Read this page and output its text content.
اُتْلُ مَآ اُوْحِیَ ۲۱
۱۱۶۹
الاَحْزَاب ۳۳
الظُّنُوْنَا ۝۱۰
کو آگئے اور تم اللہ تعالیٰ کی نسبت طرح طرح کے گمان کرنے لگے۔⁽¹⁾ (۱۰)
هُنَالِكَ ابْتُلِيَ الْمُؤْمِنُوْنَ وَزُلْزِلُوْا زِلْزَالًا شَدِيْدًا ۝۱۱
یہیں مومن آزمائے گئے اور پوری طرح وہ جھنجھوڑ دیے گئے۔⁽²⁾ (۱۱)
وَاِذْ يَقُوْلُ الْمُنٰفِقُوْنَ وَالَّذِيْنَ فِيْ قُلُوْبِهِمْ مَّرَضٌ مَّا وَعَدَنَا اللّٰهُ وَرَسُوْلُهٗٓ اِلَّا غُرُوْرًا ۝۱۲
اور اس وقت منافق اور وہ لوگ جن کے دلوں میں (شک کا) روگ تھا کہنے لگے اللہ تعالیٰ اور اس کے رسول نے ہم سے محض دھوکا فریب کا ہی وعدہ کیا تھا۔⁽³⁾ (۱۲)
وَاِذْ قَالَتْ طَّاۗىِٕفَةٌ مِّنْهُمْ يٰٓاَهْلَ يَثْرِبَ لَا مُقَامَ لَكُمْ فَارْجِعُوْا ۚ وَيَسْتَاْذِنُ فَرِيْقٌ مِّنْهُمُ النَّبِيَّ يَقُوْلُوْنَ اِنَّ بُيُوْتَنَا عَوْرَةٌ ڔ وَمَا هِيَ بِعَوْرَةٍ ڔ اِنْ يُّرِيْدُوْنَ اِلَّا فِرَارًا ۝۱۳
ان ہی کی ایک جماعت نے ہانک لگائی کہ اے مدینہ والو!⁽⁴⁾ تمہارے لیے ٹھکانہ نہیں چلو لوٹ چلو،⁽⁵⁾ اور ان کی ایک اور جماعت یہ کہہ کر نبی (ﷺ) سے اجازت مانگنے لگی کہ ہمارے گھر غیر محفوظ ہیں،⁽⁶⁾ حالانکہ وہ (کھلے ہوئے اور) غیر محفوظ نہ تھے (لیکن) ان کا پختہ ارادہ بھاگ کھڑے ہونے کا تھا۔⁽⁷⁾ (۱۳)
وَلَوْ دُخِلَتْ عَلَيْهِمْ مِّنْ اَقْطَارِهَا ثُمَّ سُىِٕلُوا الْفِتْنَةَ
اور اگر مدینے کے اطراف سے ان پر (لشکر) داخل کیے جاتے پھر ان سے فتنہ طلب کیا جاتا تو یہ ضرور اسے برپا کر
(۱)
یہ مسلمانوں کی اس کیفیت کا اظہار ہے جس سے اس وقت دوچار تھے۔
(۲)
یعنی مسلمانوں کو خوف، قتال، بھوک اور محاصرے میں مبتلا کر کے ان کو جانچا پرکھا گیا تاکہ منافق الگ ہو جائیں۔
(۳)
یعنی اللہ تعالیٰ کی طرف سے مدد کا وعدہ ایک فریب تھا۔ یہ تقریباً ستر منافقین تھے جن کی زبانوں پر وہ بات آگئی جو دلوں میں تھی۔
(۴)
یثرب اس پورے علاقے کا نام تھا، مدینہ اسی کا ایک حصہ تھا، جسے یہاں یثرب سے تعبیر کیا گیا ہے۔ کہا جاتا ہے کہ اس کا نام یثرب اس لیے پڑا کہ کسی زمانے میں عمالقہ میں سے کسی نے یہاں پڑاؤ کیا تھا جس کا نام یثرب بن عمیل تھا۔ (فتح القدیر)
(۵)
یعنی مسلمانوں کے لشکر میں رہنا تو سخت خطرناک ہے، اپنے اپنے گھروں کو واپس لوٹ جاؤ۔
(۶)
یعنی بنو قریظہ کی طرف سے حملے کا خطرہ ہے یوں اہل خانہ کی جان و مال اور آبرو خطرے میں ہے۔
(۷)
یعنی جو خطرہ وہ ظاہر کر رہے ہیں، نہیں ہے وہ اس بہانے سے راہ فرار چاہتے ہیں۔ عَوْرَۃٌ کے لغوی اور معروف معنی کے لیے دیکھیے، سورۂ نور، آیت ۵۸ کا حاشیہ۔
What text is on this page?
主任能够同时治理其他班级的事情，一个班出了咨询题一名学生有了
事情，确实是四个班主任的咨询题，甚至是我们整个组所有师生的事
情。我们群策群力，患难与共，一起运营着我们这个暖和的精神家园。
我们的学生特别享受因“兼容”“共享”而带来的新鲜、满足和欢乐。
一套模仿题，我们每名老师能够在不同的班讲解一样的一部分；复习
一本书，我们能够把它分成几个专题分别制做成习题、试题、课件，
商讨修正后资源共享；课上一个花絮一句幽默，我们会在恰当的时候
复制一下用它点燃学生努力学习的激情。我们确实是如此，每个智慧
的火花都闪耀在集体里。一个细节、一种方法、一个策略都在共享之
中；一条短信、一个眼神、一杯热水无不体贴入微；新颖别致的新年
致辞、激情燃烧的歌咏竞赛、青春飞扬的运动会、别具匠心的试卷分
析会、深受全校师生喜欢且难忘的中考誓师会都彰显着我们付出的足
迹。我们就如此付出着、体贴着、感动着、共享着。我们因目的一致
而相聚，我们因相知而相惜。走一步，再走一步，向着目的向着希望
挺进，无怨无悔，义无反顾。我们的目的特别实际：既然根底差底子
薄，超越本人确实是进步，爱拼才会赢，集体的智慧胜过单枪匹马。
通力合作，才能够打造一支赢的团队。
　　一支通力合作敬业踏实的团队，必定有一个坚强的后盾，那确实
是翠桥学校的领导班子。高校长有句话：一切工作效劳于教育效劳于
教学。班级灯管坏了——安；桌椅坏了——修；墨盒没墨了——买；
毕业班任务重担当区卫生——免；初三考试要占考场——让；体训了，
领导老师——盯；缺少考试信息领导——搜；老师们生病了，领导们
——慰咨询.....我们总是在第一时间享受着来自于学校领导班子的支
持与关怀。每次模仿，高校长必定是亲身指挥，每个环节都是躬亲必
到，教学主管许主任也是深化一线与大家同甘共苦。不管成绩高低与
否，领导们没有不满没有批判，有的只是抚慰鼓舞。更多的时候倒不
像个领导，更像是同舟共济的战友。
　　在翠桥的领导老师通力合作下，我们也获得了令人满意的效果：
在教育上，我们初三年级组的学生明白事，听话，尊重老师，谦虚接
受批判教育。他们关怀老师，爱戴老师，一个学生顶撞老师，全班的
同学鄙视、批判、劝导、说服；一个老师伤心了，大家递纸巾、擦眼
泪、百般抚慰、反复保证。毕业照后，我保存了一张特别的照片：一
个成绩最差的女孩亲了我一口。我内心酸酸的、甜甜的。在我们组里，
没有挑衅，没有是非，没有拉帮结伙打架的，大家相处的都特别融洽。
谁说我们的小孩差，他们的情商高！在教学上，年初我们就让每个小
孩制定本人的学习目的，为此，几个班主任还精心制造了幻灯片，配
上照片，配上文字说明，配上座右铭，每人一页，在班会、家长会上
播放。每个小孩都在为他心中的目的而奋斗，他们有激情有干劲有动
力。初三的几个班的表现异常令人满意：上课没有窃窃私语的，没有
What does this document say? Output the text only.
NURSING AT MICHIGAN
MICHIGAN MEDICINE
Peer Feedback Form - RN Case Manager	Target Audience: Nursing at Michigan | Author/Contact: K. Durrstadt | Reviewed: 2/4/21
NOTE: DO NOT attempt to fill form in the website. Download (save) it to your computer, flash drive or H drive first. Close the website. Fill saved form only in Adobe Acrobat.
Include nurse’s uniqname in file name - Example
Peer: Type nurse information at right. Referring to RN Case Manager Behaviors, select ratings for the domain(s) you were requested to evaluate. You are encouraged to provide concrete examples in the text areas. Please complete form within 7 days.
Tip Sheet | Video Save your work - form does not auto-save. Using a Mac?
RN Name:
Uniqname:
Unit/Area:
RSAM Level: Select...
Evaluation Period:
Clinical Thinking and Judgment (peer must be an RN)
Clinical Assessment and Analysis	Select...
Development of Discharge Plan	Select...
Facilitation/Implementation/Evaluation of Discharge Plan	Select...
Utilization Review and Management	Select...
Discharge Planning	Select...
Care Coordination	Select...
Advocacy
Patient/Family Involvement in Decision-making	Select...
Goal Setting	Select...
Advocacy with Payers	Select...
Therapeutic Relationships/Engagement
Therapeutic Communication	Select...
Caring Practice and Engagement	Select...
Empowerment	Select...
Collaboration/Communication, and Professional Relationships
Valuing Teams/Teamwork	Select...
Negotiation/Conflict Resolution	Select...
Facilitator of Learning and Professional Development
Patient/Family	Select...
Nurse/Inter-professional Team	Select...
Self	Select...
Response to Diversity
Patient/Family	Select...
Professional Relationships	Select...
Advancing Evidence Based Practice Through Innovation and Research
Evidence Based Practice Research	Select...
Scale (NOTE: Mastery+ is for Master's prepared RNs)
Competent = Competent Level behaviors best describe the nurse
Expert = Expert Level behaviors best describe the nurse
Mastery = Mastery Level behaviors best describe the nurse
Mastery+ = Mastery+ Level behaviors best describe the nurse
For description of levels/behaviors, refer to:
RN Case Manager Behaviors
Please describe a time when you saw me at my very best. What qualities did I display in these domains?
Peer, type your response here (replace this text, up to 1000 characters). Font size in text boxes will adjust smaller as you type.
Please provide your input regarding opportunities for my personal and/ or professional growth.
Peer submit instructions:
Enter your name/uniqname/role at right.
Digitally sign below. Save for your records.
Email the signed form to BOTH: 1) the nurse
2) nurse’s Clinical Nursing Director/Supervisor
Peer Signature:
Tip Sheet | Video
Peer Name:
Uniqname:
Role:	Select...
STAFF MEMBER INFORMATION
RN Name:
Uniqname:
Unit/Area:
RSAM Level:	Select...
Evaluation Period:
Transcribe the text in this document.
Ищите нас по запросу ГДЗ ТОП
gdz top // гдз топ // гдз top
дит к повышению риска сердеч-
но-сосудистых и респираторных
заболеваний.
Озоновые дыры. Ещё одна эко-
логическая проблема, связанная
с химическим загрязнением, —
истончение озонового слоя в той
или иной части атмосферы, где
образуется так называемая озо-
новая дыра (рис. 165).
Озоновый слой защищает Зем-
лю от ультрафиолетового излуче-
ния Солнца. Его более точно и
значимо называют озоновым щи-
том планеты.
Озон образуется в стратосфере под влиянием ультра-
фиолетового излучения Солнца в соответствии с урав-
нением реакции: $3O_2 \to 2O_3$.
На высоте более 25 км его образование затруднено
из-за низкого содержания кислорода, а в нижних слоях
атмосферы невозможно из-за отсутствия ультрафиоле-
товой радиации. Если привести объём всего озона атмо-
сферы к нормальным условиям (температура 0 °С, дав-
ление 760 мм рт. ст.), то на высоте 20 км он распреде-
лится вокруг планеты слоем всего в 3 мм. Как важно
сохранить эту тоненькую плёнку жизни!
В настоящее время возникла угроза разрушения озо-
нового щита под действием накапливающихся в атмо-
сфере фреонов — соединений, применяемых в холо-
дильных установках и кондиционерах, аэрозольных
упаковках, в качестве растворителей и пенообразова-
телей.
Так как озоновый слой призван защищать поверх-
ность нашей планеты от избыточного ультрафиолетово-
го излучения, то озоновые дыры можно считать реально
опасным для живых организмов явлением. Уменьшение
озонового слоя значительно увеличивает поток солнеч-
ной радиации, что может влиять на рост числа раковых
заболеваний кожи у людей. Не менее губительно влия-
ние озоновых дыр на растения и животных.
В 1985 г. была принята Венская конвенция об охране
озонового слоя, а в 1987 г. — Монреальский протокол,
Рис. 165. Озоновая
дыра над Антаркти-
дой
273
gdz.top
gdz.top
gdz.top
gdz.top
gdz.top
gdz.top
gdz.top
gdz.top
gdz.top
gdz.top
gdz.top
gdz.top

·····

EXERCISE GOAL »
Find how many of the lines above have the word "дыры" in them. State only that number.

ANSWER IN FULL »
2